Stored items from a collection:
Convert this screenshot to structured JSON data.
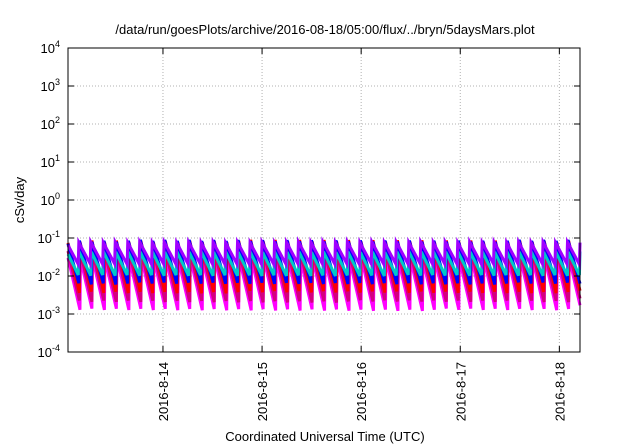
{
  "chart_data": {
    "type": "line",
    "title": "/data/run/goesPlots/archive/2016-08-18/05:00/flux/../bryn/5daysMars.plot",
    "xlabel": "Coordinated Universal Time (UTC)",
    "ylabel": "cSv/day",
    "yscale": "log",
    "ylim": [
      0.0001,
      10000
    ],
    "xlim": [
      "2016-08-13 01:00",
      "2016-08-18 05:00"
    ],
    "x_ticks": [
      "2016-8-14",
      "2016-8-15",
      "2016-8-16",
      "2016-8-17",
      "2016-8-18"
    ],
    "y_ticks": [
      {
        "base": "10",
        "exp": "-4"
      },
      {
        "base": "10",
        "exp": "-3"
      },
      {
        "base": "10",
        "exp": "-2"
      },
      {
        "base": "10",
        "exp": "-1"
      },
      {
        "base": "10",
        "exp": "0"
      },
      {
        "base": "10",
        "exp": "1"
      },
      {
        "base": "10",
        "exp": "2"
      },
      {
        "base": "10",
        "exp": "3"
      },
      {
        "base": "10",
        "exp": "4"
      }
    ],
    "grid": true,
    "legend": "none",
    "period_hours": 2.96,
    "series": [
      {
        "color": "#ff00ff",
        "peak": 0.03,
        "trough": 0.0012
      },
      {
        "color": "#d4007f",
        "peak": 0.05,
        "trough": 0.002
      },
      {
        "color": "#ff0000",
        "peak": 0.09,
        "trough": 0.0035
      },
      {
        "color": "#0000ff",
        "peak": 0.09,
        "trough": 0.006
      },
      {
        "color": "#00c8c8",
        "peak": 0.045,
        "trough": 0.01
      },
      {
        "color": "#a000ff",
        "peak": 0.08,
        "trough": 0.02
      }
    ]
  }
}
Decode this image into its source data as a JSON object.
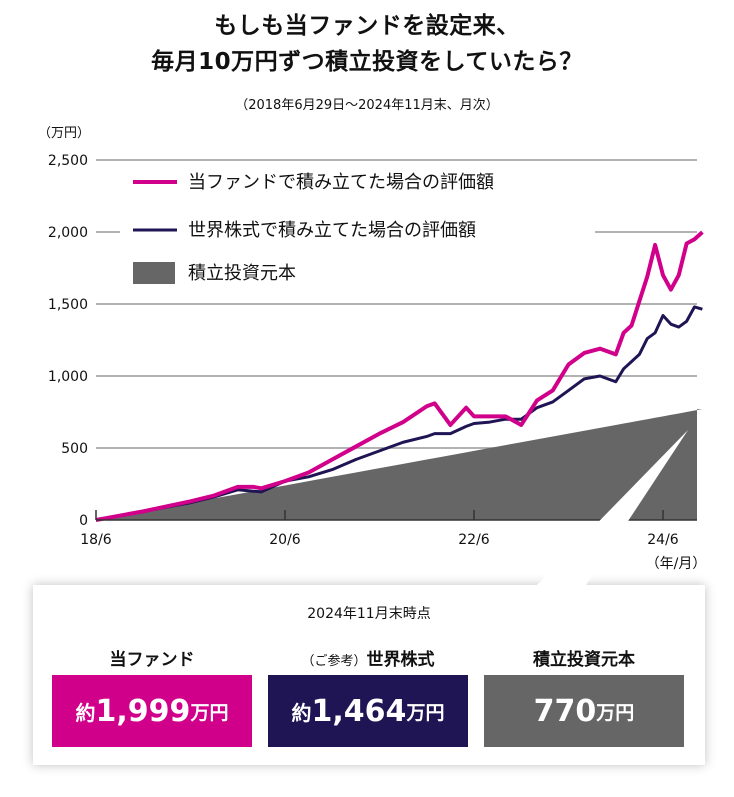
{
  "title_line1": "もしも当ファンドを設定来、",
  "title_line2": "毎月10万円ずつ積立投資をしていたら？",
  "subtitle": "（2018年6月29日〜2024年11月末、月次）",
  "y_unit": "（万円）",
  "x_unit": "（年/月）",
  "chart_data": {
    "type": "line",
    "xlabel": "（年/月）",
    "ylabel": "（万円）",
    "ylim": [
      0,
      2500
    ],
    "yticks": [
      "0",
      "500",
      "1,000",
      "1,500",
      "2,000",
      "2,500"
    ],
    "ytick_values": [
      0,
      500,
      1000,
      1500,
      2000,
      2500
    ],
    "xticks": [
      "18/6",
      "20/6",
      "22/6",
      "24/6"
    ],
    "xtick_months": [
      0,
      24,
      48,
      72
    ],
    "x_months_since_2018_6": [
      0,
      3,
      6,
      9,
      12,
      15,
      18,
      20,
      21,
      24,
      27,
      30,
      33,
      36,
      39,
      42,
      43,
      45,
      47,
      48,
      50,
      52,
      54,
      56,
      58,
      60,
      62,
      64,
      66,
      67,
      68,
      69,
      70,
      71,
      72,
      73,
      74,
      75,
      76,
      77
    ],
    "grid": true,
    "legend": "top-left",
    "series": [
      {
        "name": "当ファンドで積み立てた場合の評価額",
        "type": "line",
        "color": "#d1008a",
        "values": [
          0,
          30,
          60,
          95,
          130,
          170,
          230,
          230,
          220,
          270,
          330,
          420,
          510,
          600,
          680,
          790,
          810,
          660,
          780,
          720,
          720,
          720,
          660,
          830,
          900,
          1080,
          1160,
          1190,
          1150,
          1300,
          1350,
          1520,
          1690,
          1910,
          1700,
          1600,
          1700,
          1920,
          1950,
          1999
        ]
      },
      {
        "name": "世界株式で積み立てた場合の評価額",
        "type": "line",
        "color": "#1f1554",
        "values": [
          0,
          30,
          60,
          90,
          120,
          160,
          210,
          200,
          195,
          270,
          300,
          350,
          420,
          480,
          540,
          580,
          600,
          600,
          650,
          670,
          680,
          700,
          700,
          780,
          820,
          900,
          980,
          1000,
          960,
          1050,
          1100,
          1150,
          1260,
          1300,
          1420,
          1360,
          1340,
          1380,
          1480,
          1464
        ]
      },
      {
        "name": "積立投資元本",
        "type": "area",
        "color": "#666666",
        "values": [
          0,
          30,
          60,
          90,
          120,
          150,
          180,
          200,
          210,
          240,
          270,
          300,
          330,
          360,
          390,
          420,
          430,
          450,
          470,
          480,
          500,
          520,
          540,
          560,
          580,
          600,
          620,
          640,
          660,
          670,
          680,
          690,
          700,
          710,
          720,
          730,
          740,
          750,
          760,
          770
        ]
      }
    ]
  },
  "callout": {
    "date": "2024年11月末時点",
    "items": [
      {
        "label": "当ファンド",
        "label_prefix": "",
        "prefix": "約",
        "value": "1,999",
        "suffix": "万円",
        "color": "#d1008a"
      },
      {
        "label": "世界株式",
        "label_prefix": "（ご参考）",
        "prefix": "約",
        "value": "1,464",
        "suffix": "万円",
        "color": "#1f1554"
      },
      {
        "label": "積立投資元本",
        "label_prefix": "",
        "prefix": "",
        "value": "770",
        "suffix": "万円",
        "color": "#666666"
      }
    ]
  }
}
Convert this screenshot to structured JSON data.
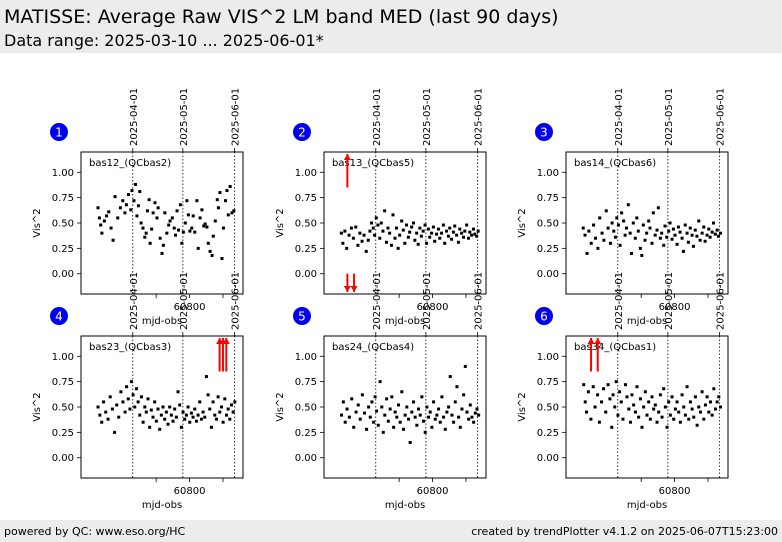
{
  "header": {
    "title": "MATISSE: Average Raw VIS^2 LM band MED (last 90 days)",
    "subtitle": "Data range: 2025-03-10 ... 2025-06-01*"
  },
  "footer": {
    "left": "powered by QC: www.eso.org/HC",
    "right": "created by trendPlotter v4.1.2 on 2025-06-07T15:23:00"
  },
  "colors": {
    "header_bg": "#ececec",
    "badge": "#0000ee",
    "point": "#000000",
    "outlier_arrow": "#ff0000"
  },
  "chart_data": [
    {
      "type": "scatter",
      "panel_number": "1",
      "label": "bas12_(QCbas2)",
      "xlabel": "mjd-obs",
      "ylabel": "Vis^2",
      "xlim": [
        60735,
        60832
      ],
      "ylim": [
        -0.2,
        1.2
      ],
      "x_ticks": [
        60800
      ],
      "y_ticks": [
        0.0,
        0.25,
        0.5,
        0.75,
        1.0
      ],
      "date_markers": [
        {
          "mjd": 60766,
          "label": "2025-04-01"
        },
        {
          "mjd": 60796,
          "label": "2025-05-01"
        },
        {
          "mjd": 60827,
          "label": "2025-06-01"
        }
      ],
      "x": [
        60745.2,
        60746,
        60746.8,
        60747.5,
        60749,
        60750.3,
        60751.6,
        60753,
        60754.2,
        60755.4,
        60757,
        60758.6,
        60760,
        60761.3,
        60762.2,
        60763.4,
        60764.8,
        60765.5,
        60766.7,
        60767.6,
        60768.5,
        60769.4,
        60770.2,
        60771,
        60772.1,
        60773.2,
        60774,
        60774.8,
        60775.8,
        60776.4,
        60777.3,
        60778.2,
        60779.3,
        60780.5,
        60781.2,
        60782.4,
        60783.5,
        60784.3,
        60785.2,
        60786.4,
        60787.5,
        60788.3,
        60789.7,
        60790.8,
        60791.6,
        60792.5,
        60793.4,
        60794.5,
        60795.4,
        60796.3,
        60797.5,
        60798.4,
        60799.3,
        60800.2,
        60801.3,
        60802.2,
        60803.1,
        60804.4,
        60805.2,
        60806.3,
        60807.4,
        60808.5,
        60809.3,
        60810.4,
        60811.2,
        60812.3,
        60813.5,
        60814.2,
        60815.4,
        60816.6,
        60817.3,
        60818.2,
        60819.4,
        60820.3,
        60821.5,
        60822.4,
        60823.2,
        60824.3,
        60825.4,
        60826.5
      ],
      "y": [
        0.65,
        0.55,
        0.48,
        0.4,
        0.52,
        0.57,
        0.61,
        0.45,
        0.33,
        0.76,
        0.55,
        0.65,
        0.72,
        0.6,
        0.68,
        0.78,
        0.63,
        0.82,
        0.72,
        0.88,
        0.57,
        0.67,
        0.81,
        0.5,
        0.45,
        0.36,
        0.4,
        0.62,
        0.73,
        0.3,
        0.44,
        0.6,
        0.7,
        0.55,
        0.65,
        0.35,
        0.2,
        0.28,
        0.6,
        0.4,
        0.48,
        0.52,
        0.55,
        0.45,
        0.38,
        0.62,
        0.43,
        0.68,
        0.3,
        0.41,
        0.5,
        0.72,
        0.58,
        0.42,
        0.45,
        0.57,
        0.41,
        0.72,
        0.25,
        0.55,
        0.63,
        0.47,
        0.49,
        0.46,
        0.3,
        0.22,
        0.18,
        0.37,
        0.52,
        0.73,
        0.65,
        0.8,
        0.15,
        0.45,
        0.72,
        0.82,
        0.58,
        0.86,
        0.6,
        0.62
      ],
      "up_outliers": [],
      "down_outliers": []
    },
    {
      "type": "scatter",
      "panel_number": "2",
      "label": "bas13_(QCbas5)",
      "xlabel": "mjd-obs",
      "ylabel": "Vis^2",
      "xlim": [
        60735,
        60832
      ],
      "ylim": [
        -0.2,
        1.2
      ],
      "x_ticks": [
        60800
      ],
      "y_ticks": [
        0.0,
        0.25,
        0.5,
        0.75,
        1.0
      ],
      "date_markers": [
        {
          "mjd": 60766,
          "label": "2025-04-01"
        },
        {
          "mjd": 60796,
          "label": "2025-05-01"
        },
        {
          "mjd": 60827,
          "label": "2025-06-01"
        }
      ],
      "x": [
        60745.4,
        60746.3,
        60747.5,
        60748.6,
        60750,
        60751.4,
        60752.6,
        60754,
        60755.3,
        60756.5,
        60757.8,
        60759,
        60760.3,
        60761.5,
        60762.5,
        60763.5,
        60764.5,
        60765.3,
        60766.3,
        60767.3,
        60768.4,
        60769.3,
        60770.3,
        60771.3,
        60772.4,
        60773.3,
        60774.3,
        60775.4,
        60776.3,
        60777.5,
        60778.4,
        60779.4,
        60780.3,
        60781.5,
        60782.5,
        60783.4,
        60784.4,
        60785.5,
        60786.3,
        60787.5,
        60788.6,
        60789.4,
        60790.5,
        60791.4,
        60792.4,
        60793.3,
        60794.4,
        60795.5,
        60796.4,
        60797.5,
        60798.3,
        60799.4,
        60800.5,
        60801.3,
        60802.4,
        60803.5,
        60804.3,
        60805.4,
        60806.5,
        60807.3,
        60808.4,
        60809.5,
        60810.3,
        60811.4,
        60812.5,
        60813.3,
        60814.4,
        60815.5,
        60816.3,
        60817.4,
        60818.5,
        60819.3,
        60820.4,
        60821.5,
        60822.3,
        60823.4,
        60824.5,
        60825.3,
        60826.4,
        60827.3
      ],
      "y": [
        0.4,
        0.3,
        0.42,
        0.25,
        0.38,
        0.45,
        0.35,
        0.46,
        0.28,
        0.4,
        0.32,
        0.38,
        0.22,
        0.33,
        0.42,
        0.5,
        0.45,
        0.38,
        0.55,
        0.48,
        0.35,
        0.5,
        0.42,
        0.62,
        0.31,
        0.45,
        0.4,
        0.28,
        0.58,
        0.35,
        0.45,
        0.25,
        0.38,
        0.52,
        0.43,
        0.3,
        0.48,
        0.36,
        0.41,
        0.46,
        0.5,
        0.33,
        0.4,
        0.29,
        0.45,
        0.37,
        0.42,
        0.48,
        0.3,
        0.44,
        0.36,
        0.4,
        0.46,
        0.32,
        0.39,
        0.44,
        0.35,
        0.4,
        0.48,
        0.3,
        0.42,
        0.37,
        0.45,
        0.34,
        0.41,
        0.47,
        0.38,
        0.31,
        0.44,
        0.4,
        0.36,
        0.42,
        0.48,
        0.35,
        0.41,
        0.38,
        0.44,
        0.39,
        0.37,
        0.42
      ],
      "up_outliers": [
        60749
      ],
      "down_outliers": [
        60749,
        60753
      ]
    },
    {
      "type": "scatter",
      "panel_number": "3",
      "label": "bas14_(QCbas6)",
      "xlabel": "mjd-obs",
      "ylabel": "Vis^2",
      "xlim": [
        60735,
        60832
      ],
      "ylim": [
        -0.2,
        1.2
      ],
      "x_ticks": [
        60800
      ],
      "y_ticks": [
        0.0,
        0.25,
        0.5,
        0.75,
        1.0
      ],
      "date_markers": [
        {
          "mjd": 60766,
          "label": "2025-04-01"
        },
        {
          "mjd": 60796,
          "label": "2025-05-01"
        },
        {
          "mjd": 60827,
          "label": "2025-06-01"
        }
      ],
      "x": [
        60745.3,
        60746.4,
        60747.6,
        60748.7,
        60750.1,
        60751.5,
        60752.7,
        60754.1,
        60755.2,
        60756.6,
        60757.7,
        60759.1,
        60760.2,
        60761.6,
        60762.6,
        60763.6,
        60764.6,
        60765.4,
        60766.4,
        60767.4,
        60768.3,
        60769.5,
        60770.4,
        60771.2,
        60772.3,
        60773.4,
        60774.2,
        60775.3,
        60776.5,
        60777.4,
        60778.3,
        60779.5,
        60780.4,
        60781.3,
        60782.3,
        60783.3,
        60784.5,
        60785.3,
        60786.5,
        60787.3,
        60788.4,
        60789.5,
        60790.3,
        60791.5,
        60792.3,
        60793.5,
        60794.3,
        60795.3,
        60796.5,
        60797.3,
        60798.5,
        60799.3,
        60800.3,
        60801.5,
        60802.3,
        60803.3,
        60804.5,
        60805.3,
        60806.4,
        60807.5,
        60808.3,
        60809.4,
        60810.5,
        60811.3,
        60812.4,
        60813.4,
        60814.5,
        60815.3,
        60816.5,
        60817.5,
        60818.3,
        60819.5,
        60820.5,
        60821.3,
        60822.5,
        60823.3,
        60824.4,
        60825.5,
        60826.3,
        60827.5
      ],
      "y": [
        0.45,
        0.38,
        0.2,
        0.42,
        0.3,
        0.48,
        0.35,
        0.25,
        0.55,
        0.4,
        0.33,
        0.62,
        0.45,
        0.3,
        0.5,
        0.42,
        0.36,
        0.55,
        0.48,
        0.28,
        0.6,
        0.52,
        0.38,
        0.45,
        0.68,
        0.4,
        0.2,
        0.5,
        0.35,
        0.55,
        0.42,
        0.25,
        0.18,
        0.48,
        0.33,
        0.4,
        0.52,
        0.45,
        0.3,
        0.6,
        0.38,
        0.43,
        0.65,
        0.35,
        0.4,
        0.28,
        0.47,
        0.36,
        0.42,
        0.5,
        0.34,
        0.44,
        0.38,
        0.29,
        0.46,
        0.41,
        0.35,
        0.22,
        0.48,
        0.4,
        0.31,
        0.45,
        0.38,
        0.27,
        0.43,
        0.37,
        0.52,
        0.33,
        0.4,
        0.46,
        0.32,
        0.38,
        0.44,
        0.36,
        0.41,
        0.5,
        0.39,
        0.43,
        0.37,
        0.4
      ],
      "up_outliers": [],
      "down_outliers": []
    },
    {
      "type": "scatter",
      "panel_number": "4",
      "label": "bas23_(QCbas3)",
      "xlabel": "mjd-obs",
      "ylabel": "Vis^2",
      "xlim": [
        60735,
        60832
      ],
      "ylim": [
        -0.2,
        1.2
      ],
      "x_ticks": [
        60800
      ],
      "y_ticks": [
        0.0,
        0.25,
        0.5,
        0.75,
        1.0
      ],
      "date_markers": [
        {
          "mjd": 60766,
          "label": "2025-04-01"
        },
        {
          "mjd": 60796,
          "label": "2025-05-01"
        },
        {
          "mjd": 60827,
          "label": "2025-06-01"
        }
      ],
      "x": [
        60745.2,
        60746.3,
        60747.4,
        60748.5,
        60749.8,
        60751.2,
        60752.5,
        60753.8,
        60755.1,
        60756.4,
        60757.6,
        60758.9,
        60760.1,
        60761.4,
        60762.3,
        60763.3,
        60764.3,
        60765.2,
        60766.2,
        60767.2,
        60768.2,
        60769.2,
        60770.2,
        60771.2,
        60772.2,
        60773.2,
        60774.1,
        60775.1,
        60776.1,
        60777.1,
        60778.1,
        60779.1,
        60780.1,
        60781.1,
        60782.1,
        60783.1,
        60784.1,
        60785.1,
        60786.1,
        60787.1,
        60788.1,
        60789.1,
        60790.1,
        60791.1,
        60792.1,
        60793.1,
        60794.1,
        60795.1,
        60796.1,
        60797.1,
        60798.1,
        60799.1,
        60800.1,
        60801.1,
        60802.1,
        60803.1,
        60804.1,
        60805.1,
        60806.1,
        60807.1,
        60808.1,
        60809.1,
        60810.1,
        60811.1,
        60812.1,
        60813.1,
        60814.1,
        60815.1,
        60816.1,
        60817.1,
        60818.1,
        60819.1,
        60820.1,
        60821.1,
        60822.1,
        60823.1,
        60824.1,
        60825.1,
        60826.1,
        60827.1
      ],
      "y": [
        0.5,
        0.42,
        0.35,
        0.55,
        0.45,
        0.38,
        0.6,
        0.48,
        0.25,
        0.52,
        0.4,
        0.65,
        0.55,
        0.45,
        0.7,
        0.58,
        0.48,
        0.75,
        0.62,
        0.5,
        0.68,
        0.55,
        0.42,
        0.6,
        0.35,
        0.5,
        0.45,
        0.58,
        0.3,
        0.47,
        0.4,
        0.55,
        0.36,
        0.48,
        0.28,
        0.42,
        0.5,
        0.38,
        0.45,
        0.33,
        0.5,
        0.42,
        0.36,
        0.48,
        0.4,
        0.65,
        0.52,
        0.3,
        0.45,
        0.38,
        0.42,
        0.5,
        0.35,
        0.44,
        0.4,
        0.48,
        0.36,
        0.42,
        0.55,
        0.38,
        0.45,
        0.4,
        0.8,
        0.62,
        0.48,
        0.3,
        0.55,
        0.42,
        0.38,
        0.6,
        0.45,
        0.5,
        0.35,
        0.58,
        0.42,
        0.48,
        0.38,
        0.52,
        0.45,
        0.55
      ],
      "up_outliers": [
        60818,
        60820,
        60822
      ],
      "down_outliers": []
    },
    {
      "type": "scatter",
      "panel_number": "5",
      "label": "bas24_(QCbas4)",
      "xlabel": "mjd-obs",
      "ylabel": "Vis^2",
      "xlim": [
        60735,
        60832
      ],
      "ylim": [
        -0.2,
        1.2
      ],
      "x_ticks": [
        60800
      ],
      "y_ticks": [
        0.0,
        0.25,
        0.5,
        0.75,
        1.0
      ],
      "date_markers": [
        {
          "mjd": 60766,
          "label": "2025-04-01"
        },
        {
          "mjd": 60796,
          "label": "2025-05-01"
        },
        {
          "mjd": 60827,
          "label": "2025-06-01"
        }
      ],
      "x": [
        60745.5,
        60746.6,
        60747.7,
        60748.8,
        60750.2,
        60751.6,
        60752.8,
        60754.2,
        60755.5,
        60756.7,
        60758,
        60759.2,
        60760.5,
        60761.7,
        60762.7,
        60763.7,
        60764.7,
        60765.6,
        60766.5,
        60767.5,
        60768.6,
        60769.6,
        60770.5,
        60771.4,
        60772.5,
        60773.5,
        60774.6,
        60775.6,
        60776.7,
        60777.6,
        60778.6,
        60779.6,
        60780.6,
        60781.6,
        60782.6,
        60783.6,
        60784.6,
        60785.6,
        60786.6,
        60787.6,
        60788.6,
        60789.6,
        60790.6,
        60791.6,
        60792.6,
        60793.6,
        60794.6,
        60795.6,
        60796.6,
        60797.6,
        60798.6,
        60799.6,
        60800.6,
        60801.6,
        60802.6,
        60803.6,
        60804.6,
        60805.6,
        60806.6,
        60807.6,
        60808.6,
        60809.6,
        60810.6,
        60811.6,
        60812.6,
        60813.6,
        60814.6,
        60815.6,
        60816.6,
        60817.6,
        60818.6,
        60819.6,
        60820.6,
        60821.6,
        60822.6,
        60823.6,
        60824.6,
        60825.6,
        60826.6,
        60827.6
      ],
      "y": [
        0.42,
        0.55,
        0.35,
        0.48,
        0.4,
        0.58,
        0.3,
        0.45,
        0.52,
        0.38,
        0.62,
        0.44,
        0.28,
        0.5,
        0.4,
        0.55,
        0.35,
        0.6,
        0.46,
        0.32,
        0.75,
        0.5,
        0.25,
        0.42,
        0.58,
        0.36,
        0.48,
        0.6,
        0.3,
        0.45,
        0.4,
        0.52,
        0.35,
        0.65,
        0.28,
        0.42,
        0.5,
        0.38,
        0.15,
        0.45,
        0.55,
        0.4,
        0.32,
        0.48,
        0.42,
        0.6,
        0.36,
        0.25,
        0.5,
        0.4,
        0.45,
        0.3,
        0.55,
        0.38,
        0.42,
        0.48,
        0.35,
        0.6,
        0.4,
        0.28,
        0.45,
        0.5,
        0.8,
        0.42,
        0.35,
        0.55,
        0.7,
        0.4,
        0.3,
        0.48,
        0.62,
        0.9,
        0.45,
        0.38,
        0.52,
        0.4,
        0.35,
        0.44,
        0.48,
        0.42
      ],
      "up_outliers": [],
      "down_outliers": []
    },
    {
      "type": "scatter",
      "panel_number": "6",
      "label": "bas34_(QCbas1)",
      "xlabel": "mjd-obs",
      "ylabel": "Vis^2",
      "xlim": [
        60735,
        60832
      ],
      "ylim": [
        -0.2,
        1.2
      ],
      "x_ticks": [
        60800
      ],
      "y_ticks": [
        0.0,
        0.25,
        0.5,
        0.75,
        1.0
      ],
      "date_markers": [
        {
          "mjd": 60766,
          "label": "2025-04-01"
        },
        {
          "mjd": 60796,
          "label": "2025-05-01"
        },
        {
          "mjd": 60827,
          "label": "2025-06-01"
        }
      ],
      "x": [
        60745.6,
        60746.5,
        60747.3,
        60748.4,
        60749.9,
        60751.3,
        60752.4,
        60753.9,
        60755,
        60756.3,
        60757.5,
        60758.8,
        60760.2,
        60761.3,
        60762.4,
        60763.2,
        60764.2,
        60765.1,
        60766.1,
        60767.1,
        60768.1,
        60769.1,
        60770.6,
        60771.5,
        60772.6,
        60773.6,
        60774.5,
        60775.5,
        60776.6,
        60777.5,
        60778.5,
        60779.6,
        60780.5,
        60781.5,
        60782.5,
        60783.5,
        60784.5,
        60785.5,
        60786.5,
        60787.5,
        60788.5,
        60789.5,
        60790.5,
        60791.5,
        60792.5,
        60793.5,
        60794.5,
        60795.5,
        60796.5,
        60797.5,
        60798.5,
        60799.5,
        60800.5,
        60801.5,
        60802.5,
        60803.5,
        60804.5,
        60805.5,
        60806.5,
        60807.5,
        60808.5,
        60809.5,
        60810.5,
        60811.5,
        60812.5,
        60813.5,
        60814.5,
        60815.5,
        60816.5,
        60817.5,
        60818.5,
        60819.5,
        60820.5,
        60821.5,
        60822.5,
        60823.5,
        60824.5,
        60825.5,
        60826.5,
        60827.5
      ],
      "y": [
        0.72,
        0.55,
        0.45,
        0.65,
        0.38,
        0.7,
        0.5,
        0.62,
        0.35,
        0.55,
        0.68,
        0.45,
        0.72,
        0.58,
        0.3,
        0.62,
        0.5,
        0.75,
        0.42,
        0.65,
        0.55,
        0.38,
        0.72,
        0.6,
        0.48,
        0.35,
        0.62,
        0.52,
        0.45,
        0.7,
        0.4,
        0.58,
        0.3,
        0.5,
        0.65,
        0.42,
        0.55,
        0.38,
        0.6,
        0.48,
        0.52,
        0.35,
        0.45,
        0.62,
        0.4,
        0.68,
        0.5,
        0.3,
        0.55,
        0.42,
        0.6,
        0.38,
        0.48,
        0.55,
        0.45,
        0.35,
        0.62,
        0.5,
        0.42,
        0.7,
        0.38,
        0.55,
        0.48,
        0.4,
        0.6,
        0.32,
        0.5,
        0.45,
        0.65,
        0.38,
        0.52,
        0.6,
        0.45,
        0.55,
        0.42,
        0.68,
        0.48,
        0.55,
        0.6,
        0.5
      ],
      "up_outliers": [
        60750,
        60754
      ],
      "down_outliers": []
    }
  ]
}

◆ WHAT IS BEING ASKED
Go over the records above and tally the lines with the word "peak" in them. Give the number alone.

◆ RESULT FOR THIS EXERCISE
6